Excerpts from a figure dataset
━━━━━━━━
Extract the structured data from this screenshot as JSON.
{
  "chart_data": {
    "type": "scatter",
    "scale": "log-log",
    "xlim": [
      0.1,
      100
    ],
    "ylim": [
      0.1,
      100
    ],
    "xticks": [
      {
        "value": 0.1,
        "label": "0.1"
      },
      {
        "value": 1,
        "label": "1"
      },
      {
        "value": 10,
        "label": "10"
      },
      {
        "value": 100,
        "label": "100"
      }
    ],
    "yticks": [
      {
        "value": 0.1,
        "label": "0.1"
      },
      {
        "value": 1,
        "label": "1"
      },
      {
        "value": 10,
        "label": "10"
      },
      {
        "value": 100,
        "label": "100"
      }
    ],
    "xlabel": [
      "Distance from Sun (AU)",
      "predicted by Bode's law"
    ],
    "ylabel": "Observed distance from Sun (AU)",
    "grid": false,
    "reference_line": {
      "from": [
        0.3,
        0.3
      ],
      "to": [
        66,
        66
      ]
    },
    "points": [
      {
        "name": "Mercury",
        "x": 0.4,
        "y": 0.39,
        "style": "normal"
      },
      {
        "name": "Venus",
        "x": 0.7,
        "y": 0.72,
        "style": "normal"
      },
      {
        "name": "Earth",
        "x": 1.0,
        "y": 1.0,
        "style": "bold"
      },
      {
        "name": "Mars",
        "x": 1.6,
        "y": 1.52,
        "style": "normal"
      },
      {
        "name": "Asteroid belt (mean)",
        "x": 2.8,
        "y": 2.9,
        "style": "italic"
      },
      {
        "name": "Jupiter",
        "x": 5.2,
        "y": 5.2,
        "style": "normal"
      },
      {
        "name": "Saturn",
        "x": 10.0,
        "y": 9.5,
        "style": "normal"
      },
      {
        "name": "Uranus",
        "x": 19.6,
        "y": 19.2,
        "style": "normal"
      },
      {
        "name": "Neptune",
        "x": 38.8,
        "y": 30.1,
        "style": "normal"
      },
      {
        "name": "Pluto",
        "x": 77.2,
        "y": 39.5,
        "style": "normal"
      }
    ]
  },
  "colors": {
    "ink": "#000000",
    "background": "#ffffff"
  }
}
━━━━━━━━
Written task — Extract every record. Keep wording exact.

Reply to the task —
Extract the structured data from this screenshot as JSON.
{
  "chart_data": {
    "type": "scatter",
    "scale": "log-log",
    "xlim": [
      0.1,
      100
    ],
    "ylim": [
      0.1,
      100
    ],
    "xticks": [
      {
        "value": 0.1,
        "label": "0.1"
      },
      {
        "value": 1,
        "label": "1"
      },
      {
        "value": 10,
        "label": "10"
      },
      {
        "value": 100,
        "label": "100"
      }
    ],
    "yticks": [
      {
        "value": 0.1,
        "label": "0.1"
      },
      {
        "value": 1,
        "label": "1"
      },
      {
        "value": 10,
        "label": "10"
      },
      {
        "value": 100,
        "label": "100"
      }
    ],
    "xlabel": [
      "Distance from Sun (AU)",
      "predicted by Bode's law"
    ],
    "ylabel": "Observed distance from Sun (AU)",
    "grid": false,
    "reference_line": {
      "from": [
        0.3,
        0.3
      ],
      "to": [
        66,
        66
      ]
    },
    "points": [
      {
        "name": "Mercury",
        "x": 0.4,
        "y": 0.39,
        "style": "normal"
      },
      {
        "name": "Venus",
        "x": 0.7,
        "y": 0.72,
        "style": "normal"
      },
      {
        "name": "Earth",
        "x": 1.0,
        "y": 1.0,
        "style": "bold"
      },
      {
        "name": "Mars",
        "x": 1.6,
        "y": 1.52,
        "style": "normal"
      },
      {
        "name": "Asteroid belt (mean)",
        "x": 2.8,
        "y": 2.9,
        "style": "italic"
      },
      {
        "name": "Jupiter",
        "x": 5.2,
        "y": 5.2,
        "style": "normal"
      },
      {
        "name": "Saturn",
        "x": 10.0,
        "y": 9.5,
        "style": "normal"
      },
      {
        "name": "Uranus",
        "x": 19.6,
        "y": 19.2,
        "style": "normal"
      },
      {
        "name": "Neptune",
        "x": 38.8,
        "y": 30.1,
        "style": "normal"
      },
      {
        "name": "Pluto",
        "x": 77.2,
        "y": 39.5,
        "style": "normal"
      }
    ]
  },
  "colors": {
    "ink": "#000000",
    "background": "#ffffff"
  }
}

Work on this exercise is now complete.